> **EXERCISE OBJECTIVE**:
Output every record word for word.

-- start DATA EXTRACT --

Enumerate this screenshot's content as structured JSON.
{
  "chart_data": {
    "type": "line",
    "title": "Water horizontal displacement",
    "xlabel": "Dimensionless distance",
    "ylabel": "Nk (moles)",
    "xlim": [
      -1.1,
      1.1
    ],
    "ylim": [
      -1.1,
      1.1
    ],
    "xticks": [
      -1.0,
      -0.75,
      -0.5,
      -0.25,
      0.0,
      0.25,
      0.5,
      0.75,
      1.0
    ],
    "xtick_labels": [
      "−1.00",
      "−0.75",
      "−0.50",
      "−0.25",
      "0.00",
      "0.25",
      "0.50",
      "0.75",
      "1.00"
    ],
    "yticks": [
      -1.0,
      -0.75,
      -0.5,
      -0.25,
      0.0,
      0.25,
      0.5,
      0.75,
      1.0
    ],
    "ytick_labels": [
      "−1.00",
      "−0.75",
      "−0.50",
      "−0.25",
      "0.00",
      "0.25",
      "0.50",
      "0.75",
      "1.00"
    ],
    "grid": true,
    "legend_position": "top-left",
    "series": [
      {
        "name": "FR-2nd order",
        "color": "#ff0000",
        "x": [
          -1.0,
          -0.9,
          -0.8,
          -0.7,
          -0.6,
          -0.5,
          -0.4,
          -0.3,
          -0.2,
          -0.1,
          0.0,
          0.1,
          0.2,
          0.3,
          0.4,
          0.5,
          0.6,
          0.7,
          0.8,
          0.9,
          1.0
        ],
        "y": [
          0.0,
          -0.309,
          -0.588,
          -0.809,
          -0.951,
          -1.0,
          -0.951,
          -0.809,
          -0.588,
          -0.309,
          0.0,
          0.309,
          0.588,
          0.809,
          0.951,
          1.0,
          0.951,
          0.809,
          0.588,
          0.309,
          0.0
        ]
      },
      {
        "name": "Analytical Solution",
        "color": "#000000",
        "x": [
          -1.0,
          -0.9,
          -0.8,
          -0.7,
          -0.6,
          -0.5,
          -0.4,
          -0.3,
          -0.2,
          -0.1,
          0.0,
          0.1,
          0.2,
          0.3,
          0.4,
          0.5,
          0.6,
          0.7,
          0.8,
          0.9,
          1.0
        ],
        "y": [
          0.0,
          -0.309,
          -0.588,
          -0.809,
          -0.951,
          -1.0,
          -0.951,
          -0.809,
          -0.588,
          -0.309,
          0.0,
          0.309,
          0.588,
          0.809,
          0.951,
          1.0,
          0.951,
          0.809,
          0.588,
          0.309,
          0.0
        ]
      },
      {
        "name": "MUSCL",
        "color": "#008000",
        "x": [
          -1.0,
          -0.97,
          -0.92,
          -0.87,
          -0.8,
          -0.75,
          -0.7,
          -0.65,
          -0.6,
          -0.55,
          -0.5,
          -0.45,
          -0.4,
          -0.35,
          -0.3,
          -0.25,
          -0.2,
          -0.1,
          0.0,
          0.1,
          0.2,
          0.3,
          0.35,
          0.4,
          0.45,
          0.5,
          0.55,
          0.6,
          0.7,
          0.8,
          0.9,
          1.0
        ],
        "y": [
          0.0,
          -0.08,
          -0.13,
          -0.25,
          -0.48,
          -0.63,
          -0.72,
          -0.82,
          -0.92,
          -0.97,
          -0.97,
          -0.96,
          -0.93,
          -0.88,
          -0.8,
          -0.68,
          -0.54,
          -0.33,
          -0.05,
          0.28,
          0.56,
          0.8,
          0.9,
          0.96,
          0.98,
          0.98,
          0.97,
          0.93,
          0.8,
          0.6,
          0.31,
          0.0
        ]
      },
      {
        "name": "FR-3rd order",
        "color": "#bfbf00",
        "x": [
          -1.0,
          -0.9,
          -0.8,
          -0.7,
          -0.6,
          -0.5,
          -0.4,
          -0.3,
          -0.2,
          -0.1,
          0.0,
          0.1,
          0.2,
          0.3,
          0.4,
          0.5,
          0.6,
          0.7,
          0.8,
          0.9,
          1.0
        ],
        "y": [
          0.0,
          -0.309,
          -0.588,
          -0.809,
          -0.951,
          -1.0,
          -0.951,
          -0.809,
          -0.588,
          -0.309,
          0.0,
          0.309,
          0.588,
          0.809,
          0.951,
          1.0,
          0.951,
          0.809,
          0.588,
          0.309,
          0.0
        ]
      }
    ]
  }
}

-- end DATA EXTRACT --

> **ANSWER TO THE PROBLEM**:
Enumerate this screenshot's content as structured JSON.
{
  "chart_data": {
    "type": "line",
    "title": "Water horizontal displacement",
    "xlabel": "Dimensionless distance",
    "ylabel": "Nk (moles)",
    "xlim": [
      -1.1,
      1.1
    ],
    "ylim": [
      -1.1,
      1.1
    ],
    "xticks": [
      -1.0,
      -0.75,
      -0.5,
      -0.25,
      0.0,
      0.25,
      0.5,
      0.75,
      1.0
    ],
    "xtick_labels": [
      "−1.00",
      "−0.75",
      "−0.50",
      "−0.25",
      "0.00",
      "0.25",
      "0.50",
      "0.75",
      "1.00"
    ],
    "yticks": [
      -1.0,
      -0.75,
      -0.5,
      -0.25,
      0.0,
      0.25,
      0.5,
      0.75,
      1.0
    ],
    "ytick_labels": [
      "−1.00",
      "−0.75",
      "−0.50",
      "−0.25",
      "0.00",
      "0.25",
      "0.50",
      "0.75",
      "1.00"
    ],
    "grid": true,
    "legend_position": "top-left",
    "series": [
      {
        "name": "FR-2nd order",
        "color": "#ff0000",
        "x": [
          -1.0,
          -0.9,
          -0.8,
          -0.7,
          -0.6,
          -0.5,
          -0.4,
          -0.3,
          -0.2,
          -0.1,
          0.0,
          0.1,
          0.2,
          0.3,
          0.4,
          0.5,
          0.6,
          0.7,
          0.8,
          0.9,
          1.0
        ],
        "y": [
          0.0,
          -0.309,
          -0.588,
          -0.809,
          -0.951,
          -1.0,
          -0.951,
          -0.809,
          -0.588,
          -0.309,
          0.0,
          0.309,
          0.588,
          0.809,
          0.951,
          1.0,
          0.951,
          0.809,
          0.588,
          0.309,
          0.0
        ]
      },
      {
        "name": "Analytical Solution",
        "color": "#000000",
        "x": [
          -1.0,
          -0.9,
          -0.8,
          -0.7,
          -0.6,
          -0.5,
          -0.4,
          -0.3,
          -0.2,
          -0.1,
          0.0,
          0.1,
          0.2,
          0.3,
          0.4,
          0.5,
          0.6,
          0.7,
          0.8,
          0.9,
          1.0
        ],
        "y": [
          0.0,
          -0.309,
          -0.588,
          -0.809,
          -0.951,
          -1.0,
          -0.951,
          -0.809,
          -0.588,
          -0.309,
          0.0,
          0.309,
          0.588,
          0.809,
          0.951,
          1.0,
          0.951,
          0.809,
          0.588,
          0.309,
          0.0
        ]
      },
      {
        "name": "MUSCL",
        "color": "#008000",
        "x": [
          -1.0,
          -0.97,
          -0.92,
          -0.87,
          -0.8,
          -0.75,
          -0.7,
          -0.65,
          -0.6,
          -0.55,
          -0.5,
          -0.45,
          -0.4,
          -0.35,
          -0.3,
          -0.25,
          -0.2,
          -0.1,
          0.0,
          0.1,
          0.2,
          0.3,
          0.35,
          0.4,
          0.45,
          0.5,
          0.55,
          0.6,
          0.7,
          0.8,
          0.9,
          1.0
        ],
        "y": [
          0.0,
          -0.08,
          -0.13,
          -0.25,
          -0.48,
          -0.63,
          -0.72,
          -0.82,
          -0.92,
          -0.97,
          -0.97,
          -0.96,
          -0.93,
          -0.88,
          -0.8,
          -0.68,
          -0.54,
          -0.33,
          -0.05,
          0.28,
          0.56,
          0.8,
          0.9,
          0.96,
          0.98,
          0.98,
          0.97,
          0.93,
          0.8,
          0.6,
          0.31,
          0.0
        ]
      },
      {
        "name": "FR-3rd order",
        "color": "#bfbf00",
        "x": [
          -1.0,
          -0.9,
          -0.8,
          -0.7,
          -0.6,
          -0.5,
          -0.4,
          -0.3,
          -0.2,
          -0.1,
          0.0,
          0.1,
          0.2,
          0.3,
          0.4,
          0.5,
          0.6,
          0.7,
          0.8,
          0.9,
          1.0
        ],
        "y": [
          0.0,
          -0.309,
          -0.588,
          -0.809,
          -0.951,
          -1.0,
          -0.951,
          -0.809,
          -0.588,
          -0.309,
          0.0,
          0.309,
          0.588,
          0.809,
          0.951,
          1.0,
          0.951,
          0.809,
          0.588,
          0.309,
          0.0
        ]
      }
    ]
  }
}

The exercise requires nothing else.